Documento de origem >>
⟨

- União Europeia e Índia anunciaram um acordo de livre comércio durante a 16ª Cúpula União Europeia–Índia, em Nova Delhi, após cerca de dezoito anos de negociação.
- A dupla classifica o acordo como a “mãe de todos os acordos” e visa criar uma zona de livre comércio entre 27 países e a Índia, com cerca de 1,4 bilhão de habitantes no mercado.
- A expectativa é de que as exportações da UE para a Índia dobrem até 2032, com 96% das suas exportações sujeitas a reduções tarifárias.
- A Índia prevê entrada preferencial para mais de 99% dos seus produtos na UE, incluindo têxteis, vestuário, couro, calçados, joias e automóveis.
- A assinatura formal depende de análise jurídica, com possibilidade de início da implementação em cerca de um ano; o acordo com o Mercosul já foi assinado recentemente.
A União Europeia e a Índia anunciaram um acordo de livre comércio durante a 16ª Cúpula Índia-UE realizada em Nova Delhi. A assinatura foi apresentada pelo primeiro-ministro indiano Narendra Modi e pela presidente da Comissão Europeia, Ursula von der Leyen, após cerca de 18 anos de negociações. O acordo visa reduzir tarifas e facilitar o comércio entre as duas partes.
Segundo o anúncio, o pacto aproxima os 27 países do bloco europeu de um mercado de 1,4 bilhão de habitantes e de um PIB global significativo. A UE espera dobrar as exportações para a Índia até 2032, com 96% de suas exportações beneficiadas por reduções tarifárias. A Índia calcula que mais de 99% de seus produtos terão entrada preferencial na UE, incluindo setores como têxteis, couro, calçados e automóveis.

⟩

Dados fornecidos >>

⟨

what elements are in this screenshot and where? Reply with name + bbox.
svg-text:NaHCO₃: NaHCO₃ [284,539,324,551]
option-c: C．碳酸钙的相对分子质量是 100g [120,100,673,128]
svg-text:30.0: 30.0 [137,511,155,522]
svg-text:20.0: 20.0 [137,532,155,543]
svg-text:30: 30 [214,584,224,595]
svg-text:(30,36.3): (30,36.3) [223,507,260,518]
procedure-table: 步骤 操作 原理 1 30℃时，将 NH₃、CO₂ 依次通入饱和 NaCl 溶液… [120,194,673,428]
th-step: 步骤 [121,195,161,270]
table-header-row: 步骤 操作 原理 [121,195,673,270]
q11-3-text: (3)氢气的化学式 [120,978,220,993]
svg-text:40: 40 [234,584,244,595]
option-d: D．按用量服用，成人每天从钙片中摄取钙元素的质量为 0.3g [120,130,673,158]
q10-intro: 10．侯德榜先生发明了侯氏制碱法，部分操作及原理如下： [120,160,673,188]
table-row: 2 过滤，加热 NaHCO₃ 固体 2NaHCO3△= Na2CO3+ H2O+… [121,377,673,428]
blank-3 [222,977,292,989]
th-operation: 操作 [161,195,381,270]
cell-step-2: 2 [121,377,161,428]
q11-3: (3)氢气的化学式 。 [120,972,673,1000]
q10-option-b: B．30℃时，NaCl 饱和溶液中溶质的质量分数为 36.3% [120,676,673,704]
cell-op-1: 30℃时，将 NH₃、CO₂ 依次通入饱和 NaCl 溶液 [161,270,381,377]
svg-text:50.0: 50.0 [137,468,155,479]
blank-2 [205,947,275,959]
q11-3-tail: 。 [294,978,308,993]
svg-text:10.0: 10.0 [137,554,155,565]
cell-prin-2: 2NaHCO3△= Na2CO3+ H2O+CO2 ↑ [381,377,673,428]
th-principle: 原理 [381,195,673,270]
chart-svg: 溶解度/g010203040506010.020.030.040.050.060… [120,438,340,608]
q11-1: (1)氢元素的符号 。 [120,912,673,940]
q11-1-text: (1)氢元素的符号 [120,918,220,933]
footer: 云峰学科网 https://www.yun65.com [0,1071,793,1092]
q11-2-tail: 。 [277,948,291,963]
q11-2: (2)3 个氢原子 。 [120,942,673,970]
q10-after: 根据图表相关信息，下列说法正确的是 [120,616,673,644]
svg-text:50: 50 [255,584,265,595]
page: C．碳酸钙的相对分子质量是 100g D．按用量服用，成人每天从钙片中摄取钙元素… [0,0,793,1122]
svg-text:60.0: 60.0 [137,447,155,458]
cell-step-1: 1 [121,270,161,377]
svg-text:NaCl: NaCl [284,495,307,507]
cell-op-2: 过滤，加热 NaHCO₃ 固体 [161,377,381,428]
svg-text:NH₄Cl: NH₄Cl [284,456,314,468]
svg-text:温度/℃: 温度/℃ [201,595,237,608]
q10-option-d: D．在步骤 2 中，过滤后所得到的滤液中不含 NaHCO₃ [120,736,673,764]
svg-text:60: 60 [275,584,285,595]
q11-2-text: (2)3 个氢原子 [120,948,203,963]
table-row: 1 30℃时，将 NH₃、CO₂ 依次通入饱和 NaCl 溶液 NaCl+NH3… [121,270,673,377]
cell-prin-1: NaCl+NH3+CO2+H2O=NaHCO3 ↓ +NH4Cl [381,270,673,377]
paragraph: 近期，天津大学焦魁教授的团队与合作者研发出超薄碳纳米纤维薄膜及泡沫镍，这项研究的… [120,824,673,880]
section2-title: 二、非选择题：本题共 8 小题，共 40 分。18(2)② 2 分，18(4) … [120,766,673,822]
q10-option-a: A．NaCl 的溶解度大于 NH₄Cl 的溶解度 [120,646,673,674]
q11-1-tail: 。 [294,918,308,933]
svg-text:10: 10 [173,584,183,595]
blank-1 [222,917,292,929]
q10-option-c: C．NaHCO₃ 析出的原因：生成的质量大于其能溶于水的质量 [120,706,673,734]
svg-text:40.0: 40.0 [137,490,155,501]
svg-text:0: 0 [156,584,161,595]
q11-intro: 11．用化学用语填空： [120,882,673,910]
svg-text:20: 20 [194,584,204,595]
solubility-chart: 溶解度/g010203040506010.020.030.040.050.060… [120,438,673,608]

⟩

Detalhes da tarefa >>
Dê continuidade ao texto sobre o acordo de livre comércio entre a União Europeia e a Índia, a partir da última frase apresentada.

Resposta do exercício >>
A parceria é apresentada como parte de uma estratégia de diversificação comercial diante de um protecionismo global sob a gestão americana. A negociação com a Índia ocorre em meio a tensões comerciais entre EUA e parceiros tradicionais, incluindo atritos com reguladores de tecnologia e questões tarifárias.
Geopolítica conturbada
A proximidade entre UE e Índia ocorre quando ambos enfrentam relações tensas com os Estados Unidos, especialmente sob políticas do governo norte-americano. Analistas destacam que o acordo pode consolidar uma via de comércio alternativo para os dois blocos, além de fortalecer a cooperação econômica.
A assinatura formal depende de uma análise jurídica que pode levar meses, com expectativa de implementação inicial em até um ano. Enquanto isso, permanece em pauta a conclusão do acordo UE-Mercosul, já anunciado após longas negociações de 26 anos.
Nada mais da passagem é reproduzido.